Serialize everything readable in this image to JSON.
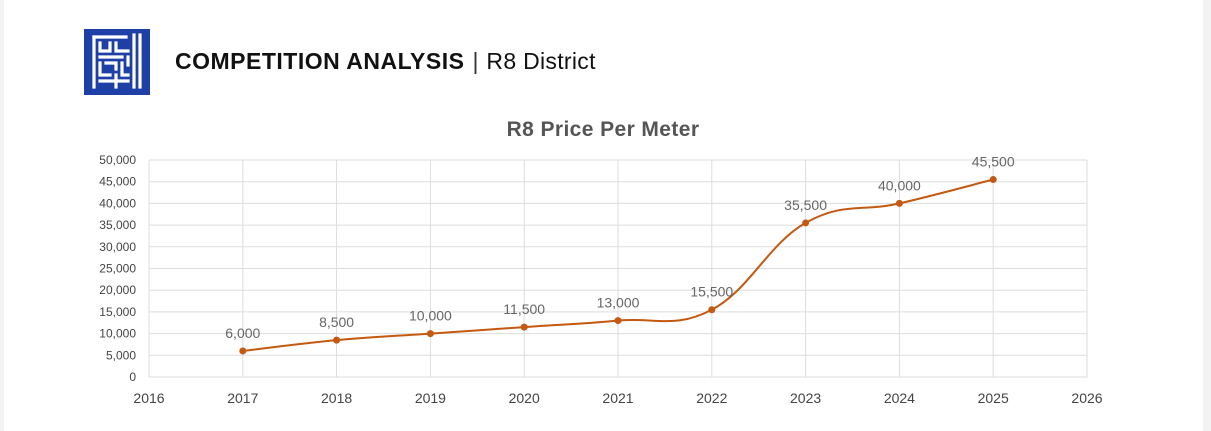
{
  "header": {
    "logo_icon": "maze-logo-icon",
    "title": "COMPETITION ANALYSIS",
    "separator": "|",
    "subtitle": "R8 District"
  },
  "colors": {
    "brand_blue": "#1d3fa6",
    "series": "#c45911",
    "grid": "#dddddd"
  },
  "chart_data": {
    "type": "line",
    "title": "R8 Price Per Meter",
    "xlabel": "",
    "ylabel": "",
    "xlim": [
      2016,
      2026
    ],
    "ylim": [
      0,
      50000
    ],
    "x_ticks": [
      "2016",
      "2017",
      "2018",
      "2019",
      "2020",
      "2021",
      "2022",
      "2023",
      "2024",
      "2025",
      "2026"
    ],
    "y_ticks": [
      "0",
      "5,000",
      "10,000",
      "15,000",
      "20,000",
      "25,000",
      "30,000",
      "35,000",
      "40,000",
      "45,000",
      "50,000"
    ],
    "grid": true,
    "legend": "none",
    "smooth": true,
    "series": [
      {
        "x": [
          2017,
          2018,
          2019,
          2020,
          2021,
          2022,
          2023,
          2024,
          2025
        ],
        "values": [
          6000,
          8500,
          10000,
          11500,
          13000,
          15500,
          35500,
          40000,
          45500
        ],
        "labels": [
          "6,000",
          "8,500",
          "10,000",
          "11,500",
          "13,000",
          "15,500",
          "35,500",
          "40,000",
          "45,500"
        ]
      }
    ]
  }
}
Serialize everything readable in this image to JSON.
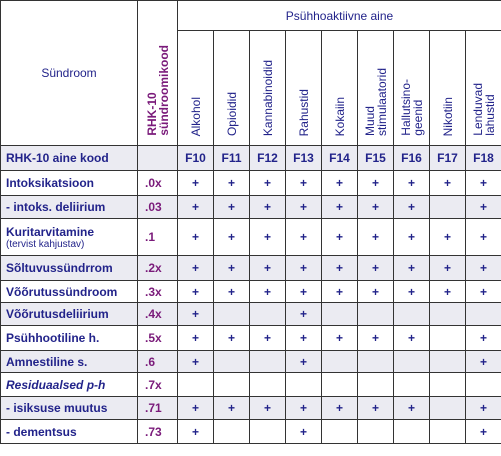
{
  "header": {
    "syndrome": "Sündroom",
    "code_column": "RHK-10\nsündroomikood",
    "group": "Psühhoaktiivne aine",
    "substances": [
      "Alkohol",
      "Opioidid",
      "Kannabinoidid",
      "Rahustid",
      "Kokaiin",
      "Muud\nstimulaatorid",
      "Hallutsino-\ngeenid",
      "Nikotiin",
      "Lenduvad\nlahustid"
    ]
  },
  "code_row": {
    "label": "RHK-10 aine kood",
    "codes": [
      "F10",
      "F11",
      "F12",
      "F13",
      "F14",
      "F15",
      "F16",
      "F17",
      "F18"
    ]
  },
  "rows": [
    {
      "label": "Intoksikatsioon",
      "code": ".0x",
      "cells": [
        "+",
        "+",
        "+",
        "+",
        "+",
        "+",
        "+",
        "+",
        "+"
      ]
    },
    {
      "label": "- intoks. deliirium",
      "code": ".03",
      "cells": [
        "+",
        "+",
        "+",
        "+",
        "+",
        "+",
        "+",
        null,
        "+"
      ]
    },
    {
      "label": "Kuritarvitamine",
      "sublabel": "(tervist kahjustav)",
      "code": ".1",
      "cells": [
        "+",
        "+",
        "+",
        "+",
        "+",
        "+",
        "+",
        "+",
        "+"
      ]
    },
    {
      "label": "Sõltuvussündrrom",
      "code": ".2x",
      "cells": [
        "+",
        "+",
        "+",
        "+",
        "+",
        "+",
        "+",
        "+",
        "+"
      ]
    },
    {
      "label": "Võõrutussündroom",
      "code": ".3x",
      "cells": [
        "+",
        "+",
        "+",
        "+",
        "+",
        "+",
        "+",
        "+",
        "+"
      ]
    },
    {
      "label": "Võõrutusdeliirium",
      "code": ".4x",
      "cells": [
        "+",
        null,
        null,
        "+",
        null,
        null,
        null,
        null,
        null
      ]
    },
    {
      "label": "Psühhootiline h.",
      "code": ".5x",
      "cells": [
        "+",
        "+",
        "+",
        "+",
        "+",
        "+",
        "+",
        null,
        "+"
      ]
    },
    {
      "label": "Amnestiline s.",
      "code": ".6",
      "cells": [
        "+",
        null,
        null,
        "+",
        null,
        null,
        null,
        null,
        "+"
      ]
    },
    {
      "label": "Residuaalsed p-h",
      "italic": true,
      "code": ".7x",
      "cells": [
        null,
        null,
        null,
        null,
        null,
        null,
        null,
        null,
        null
      ]
    },
    {
      "label": "- isiksuse muutus",
      "code": ".71",
      "cells": [
        "+",
        "+",
        "+",
        "+",
        "+",
        "+",
        "+",
        null,
        "+"
      ]
    },
    {
      "label": "- dementsus",
      "code": ".73",
      "cells": [
        "+",
        null,
        null,
        "+",
        null,
        null,
        null,
        null,
        "+"
      ]
    }
  ]
}
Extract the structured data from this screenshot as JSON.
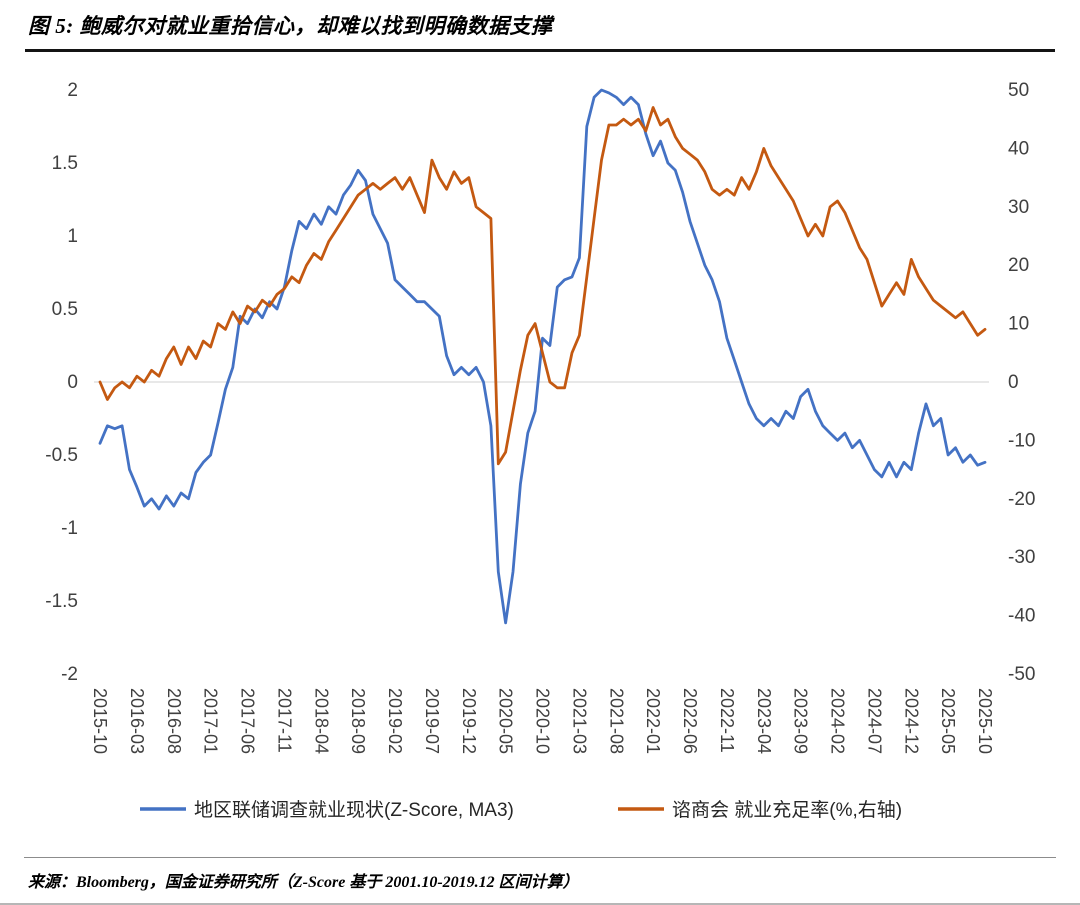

- - -

INSTRUCTION: Write out the records above once more, word for word, with no pictures.

SOLUTION FOR THIS EXERCISE:
Serialize everything readable in this image to JSON.
{
  "header": {
    "logo_icon": "maze-logo-icon",
    "title": "COMPETITION ANALYSIS",
    "separator": "|",
    "subtitle": "R8 District"
  },
  "colors": {
    "brand_blue": "#1d3fa6",
    "series": "#c45911",
    "grid": "#dddddd"
  },
  "chart_data": {
    "type": "line",
    "title": "R8 Price Per Meter",
    "xlabel": "",
    "ylabel": "",
    "xlim": [
      2016,
      2026
    ],
    "ylim": [
      0,
      50000
    ],
    "x_ticks": [
      "2016",
      "2017",
      "2018",
      "2019",
      "2020",
      "2021",
      "2022",
      "2023",
      "2024",
      "2025",
      "2026"
    ],
    "y_ticks": [
      "0",
      "5,000",
      "10,000",
      "15,000",
      "20,000",
      "25,000",
      "30,000",
      "35,000",
      "40,000",
      "45,000",
      "50,000"
    ],
    "grid": true,
    "legend": "none",
    "smooth": true,
    "series": [
      {
        "x": [
          2017,
          2018,
          2019,
          2020,
          2021,
          2022,
          2023,
          2024,
          2025
        ],
        "values": [
          6000,
          8500,
          10000,
          11500,
          13000,
          15500,
          35500,
          40000,
          45500
        ],
        "labels": [
          "6,000",
          "8,500",
          "10,000",
          "11,500",
          "13,000",
          "15,500",
          "35,500",
          "40,000",
          "45,500"
        ]
      }
    ]
  }
}
Serialize everything readable in this image to JSON.
{
  "header": {
    "syndrome": "Sündroom",
    "code_column": "RHK-10\nsündroomikood",
    "group": "Psühhoaktiivne aine",
    "substances": [
      "Alkohol",
      "Opioidid",
      "Kannabinoidid",
      "Rahustid",
      "Kokaiin",
      "Muud\nstimulaatorid",
      "Hallutsino-\ngeenid",
      "Nikotiin",
      "Lenduvad\nlahustid"
    ]
  },
  "code_row": {
    "label": "RHK-10 aine kood",
    "codes": [
      "F10",
      "F11",
      "F12",
      "F13",
      "F14",
      "F15",
      "F16",
      "F17",
      "F18"
    ]
  },
  "rows": [
    {
      "label": "Intoksikatsioon",
      "code": ".0x",
      "cells": [
        "+",
        "+",
        "+",
        "+",
        "+",
        "+",
        "+",
        "+",
        "+"
      ]
    },
    {
      "label": "- intoks. deliirium",
      "code": ".03",
      "cells": [
        "+",
        "+",
        "+",
        "+",
        "+",
        "+",
        "+",
        null,
        "+"
      ]
    },
    {
      "label": "Kuritarvitamine",
      "sublabel": "(tervist kahjustav)",
      "code": ".1",
      "cells": [
        "+",
        "+",
        "+",
        "+",
        "+",
        "+",
        "+",
        "+",
        "+"
      ]
    },
    {
      "label": "Sõltuvussündrrom",
      "code": ".2x",
      "cells": [
        "+",
        "+",
        "+",
        "+",
        "+",
        "+",
        "+",
        "+",
        "+"
      ]
    },
    {
      "label": "Võõrutussündroom",
      "code": ".3x",
      "cells": [
        "+",
        "+",
        "+",
        "+",
        "+",
        "+",
        "+",
        "+",
        "+"
      ]
    },
    {
      "label": "Võõrutusdeliirium",
      "code": ".4x",
      "cells": [
        "+",
        null,
        null,
        "+",
        null,
        null,
        null,
        null,
        null
      ]
    },
    {
      "label": "Psühhootiline h.",
      "code": ".5x",
      "cells": [
        "+",
        "+",
        "+",
        "+",
        "+",
        "+",
        "+",
        null,
        "+"
      ]
    },
    {
      "label": "Amnestiline s.",
      "code": ".6",
      "cells": [
        "+",
        null,
        null,
        "+",
        null,
        null,
        null,
        null,
        "+"
      ]
    },
    {
      "label": "Residuaalsed p-h",
      "italic": true,
      "code": ".7x",
      "cells": [
        null,
        null,
        null,
        null,
        null,
        null,
        null,
        null,
        null
      ]
    },
    {
      "label": "- isiksuse muutus",
      "code": ".71",
      "cells": [
        "+",
        "+",
        "+",
        "+",
        "+",
        "+",
        "+",
        null,
        "+"
      ]
    },
    {
      "label": "- dementsus",
      "code": ".73",
      "cells": [
        "+",
        null,
        null,
        "+",
        null,
        null,
        null,
        null,
        "+"
      ]
    }
  ]
}
Extract the structured data from this screenshot as JSON.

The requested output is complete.